▶ [The exercise]:
Each line below should be reproduced without any alteration.

---

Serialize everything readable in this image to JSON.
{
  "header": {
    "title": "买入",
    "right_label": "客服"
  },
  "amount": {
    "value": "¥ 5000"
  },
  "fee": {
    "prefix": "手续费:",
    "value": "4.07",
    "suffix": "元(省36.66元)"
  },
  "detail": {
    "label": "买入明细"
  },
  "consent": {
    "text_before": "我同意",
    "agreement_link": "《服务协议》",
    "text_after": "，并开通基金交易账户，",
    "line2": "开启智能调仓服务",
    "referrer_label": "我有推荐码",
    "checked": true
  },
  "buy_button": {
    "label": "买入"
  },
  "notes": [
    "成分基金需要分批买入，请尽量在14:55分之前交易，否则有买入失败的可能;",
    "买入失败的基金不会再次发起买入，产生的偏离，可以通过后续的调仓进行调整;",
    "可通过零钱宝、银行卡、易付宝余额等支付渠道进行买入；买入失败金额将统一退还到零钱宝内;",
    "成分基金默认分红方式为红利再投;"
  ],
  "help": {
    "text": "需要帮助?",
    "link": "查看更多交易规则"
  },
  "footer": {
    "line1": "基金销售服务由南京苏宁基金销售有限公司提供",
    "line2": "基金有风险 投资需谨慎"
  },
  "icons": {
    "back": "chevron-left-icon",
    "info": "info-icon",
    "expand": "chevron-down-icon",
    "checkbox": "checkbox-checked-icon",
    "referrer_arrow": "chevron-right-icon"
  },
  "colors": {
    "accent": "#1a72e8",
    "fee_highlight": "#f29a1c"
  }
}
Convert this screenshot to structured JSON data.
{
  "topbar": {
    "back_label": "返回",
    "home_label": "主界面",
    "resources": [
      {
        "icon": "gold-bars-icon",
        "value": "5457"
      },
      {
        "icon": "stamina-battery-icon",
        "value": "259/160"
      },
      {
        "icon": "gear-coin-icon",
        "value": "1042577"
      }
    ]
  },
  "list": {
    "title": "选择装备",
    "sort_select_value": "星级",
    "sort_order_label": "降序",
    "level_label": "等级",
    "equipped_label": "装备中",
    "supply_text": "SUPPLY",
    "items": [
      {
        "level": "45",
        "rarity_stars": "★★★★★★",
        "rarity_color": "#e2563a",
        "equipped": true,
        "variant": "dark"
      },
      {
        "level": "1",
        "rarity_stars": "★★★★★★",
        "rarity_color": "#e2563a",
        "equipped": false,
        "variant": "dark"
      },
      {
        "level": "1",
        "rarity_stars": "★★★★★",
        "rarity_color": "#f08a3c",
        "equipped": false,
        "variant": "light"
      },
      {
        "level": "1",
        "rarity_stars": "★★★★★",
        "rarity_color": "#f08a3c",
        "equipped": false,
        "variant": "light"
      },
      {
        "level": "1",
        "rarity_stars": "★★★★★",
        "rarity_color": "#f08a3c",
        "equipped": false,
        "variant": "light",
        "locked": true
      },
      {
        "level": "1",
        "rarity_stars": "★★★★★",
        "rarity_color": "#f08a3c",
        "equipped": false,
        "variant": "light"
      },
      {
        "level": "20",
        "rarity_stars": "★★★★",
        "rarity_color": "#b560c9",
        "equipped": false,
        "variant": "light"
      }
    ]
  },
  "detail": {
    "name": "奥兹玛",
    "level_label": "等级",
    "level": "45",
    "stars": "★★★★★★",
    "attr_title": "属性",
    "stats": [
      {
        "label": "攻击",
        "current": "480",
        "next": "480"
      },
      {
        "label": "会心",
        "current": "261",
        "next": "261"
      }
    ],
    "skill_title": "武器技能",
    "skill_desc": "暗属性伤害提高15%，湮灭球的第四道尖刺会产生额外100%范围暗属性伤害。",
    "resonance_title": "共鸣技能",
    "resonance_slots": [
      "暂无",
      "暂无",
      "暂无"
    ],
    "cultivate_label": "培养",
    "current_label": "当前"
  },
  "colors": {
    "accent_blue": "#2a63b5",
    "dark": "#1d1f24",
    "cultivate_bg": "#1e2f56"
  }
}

---

▶ [Response to this task]:
Serialize everything readable in this image to JSON.
{
  "header": {
    "title": "买入",
    "right_label": "客服"
  },
  "amount": {
    "value": "¥ 5000"
  },
  "fee": {
    "prefix": "手续费:",
    "value": "4.07",
    "suffix": "元(省36.66元)"
  },
  "detail": {
    "label": "买入明细"
  },
  "consent": {
    "text_before": "我同意",
    "agreement_link": "《服务协议》",
    "text_after": "，并开通基金交易账户，",
    "line2": "开启智能调仓服务",
    "referrer_label": "我有推荐码",
    "checked": true
  },
  "buy_button": {
    "label": "买入"
  },
  "notes": [
    "成分基金需要分批买入，请尽量在14:55分之前交易，否则有买入失败的可能;",
    "买入失败的基金不会再次发起买入，产生的偏离，可以通过后续的调仓进行调整;",
    "可通过零钱宝、银行卡、易付宝余额等支付渠道进行买入；买入失败金额将统一退还到零钱宝内;",
    "成分基金默认分红方式为红利再投;"
  ],
  "help": {
    "text": "需要帮助?",
    "link": "查看更多交易规则"
  },
  "footer": {
    "line1": "基金销售服务由南京苏宁基金销售有限公司提供",
    "line2": "基金有风险 投资需谨慎"
  },
  "icons": {
    "back": "chevron-left-icon",
    "info": "info-icon",
    "expand": "chevron-down-icon",
    "checkbox": "checkbox-checked-icon",
    "referrer_arrow": "chevron-right-icon"
  },
  "colors": {
    "accent": "#1a72e8",
    "fee_highlight": "#f29a1c"
  }
}
Convert this screenshot to structured JSON data.
{
  "topbar": {
    "back_label": "返回",
    "home_label": "主界面",
    "resources": [
      {
        "icon": "gold-bars-icon",
        "value": "5457"
      },
      {
        "icon": "stamina-battery-icon",
        "value": "259/160"
      },
      {
        "icon": "gear-coin-icon",
        "value": "1042577"
      }
    ]
  },
  "list": {
    "title": "选择装备",
    "sort_select_value": "星级",
    "sort_order_label": "降序",
    "level_label": "等级",
    "equipped_label": "装备中",
    "supply_text": "SUPPLY",
    "items": [
      {
        "level": "45",
        "rarity_stars": "★★★★★★",
        "rarity_color": "#e2563a",
        "equipped": true,
        "variant": "dark"
      },
      {
        "level": "1",
        "rarity_stars": "★★★★★★",
        "rarity_color": "#e2563a",
        "equipped": false,
        "variant": "dark"
      },
      {
        "level": "1",
        "rarity_stars": "★★★★★",
        "rarity_color": "#f08a3c",
        "equipped": false,
        "variant": "light"
      },
      {
        "level": "1",
        "rarity_stars": "★★★★★",
        "rarity_color": "#f08a3c",
        "equipped": false,
        "variant": "light"
      },
      {
        "level": "1",
        "rarity_stars": "★★★★★",
        "rarity_color": "#f08a3c",
        "equipped": false,
        "variant": "light",
        "locked": true
      },
      {
        "level": "1",
        "rarity_stars": "★★★★★",
        "rarity_color": "#f08a3c",
        "equipped": false,
        "variant": "light"
      },
      {
        "level": "20",
        "rarity_stars": "★★★★",
        "rarity_color": "#b560c9",
        "equipped": false,
        "variant": "light"
      }
    ]
  },
  "detail": {
    "name": "奥兹玛",
    "level_label": "等级",
    "level": "45",
    "stars": "★★★★★★",
    "attr_title": "属性",
    "stats": [
      {
        "label": "攻击",
        "current": "480",
        "next": "480"
      },
      {
        "label": "会心",
        "current": "261",
        "next": "261"
      }
    ],
    "skill_title": "武器技能",
    "skill_desc": "暗属性伤害提高15%，湮灭球的第四道尖刺会产生额外100%范围暗属性伤害。",
    "resonance_title": "共鸣技能",
    "resonance_slots": [
      "暂无",
      "暂无",
      "暂无"
    ],
    "cultivate_label": "培养",
    "current_label": "当前"
  },
  "colors": {
    "accent_blue": "#2a63b5",
    "dark": "#1d1f24",
    "cultivate_bg": "#1e2f56"
  }
}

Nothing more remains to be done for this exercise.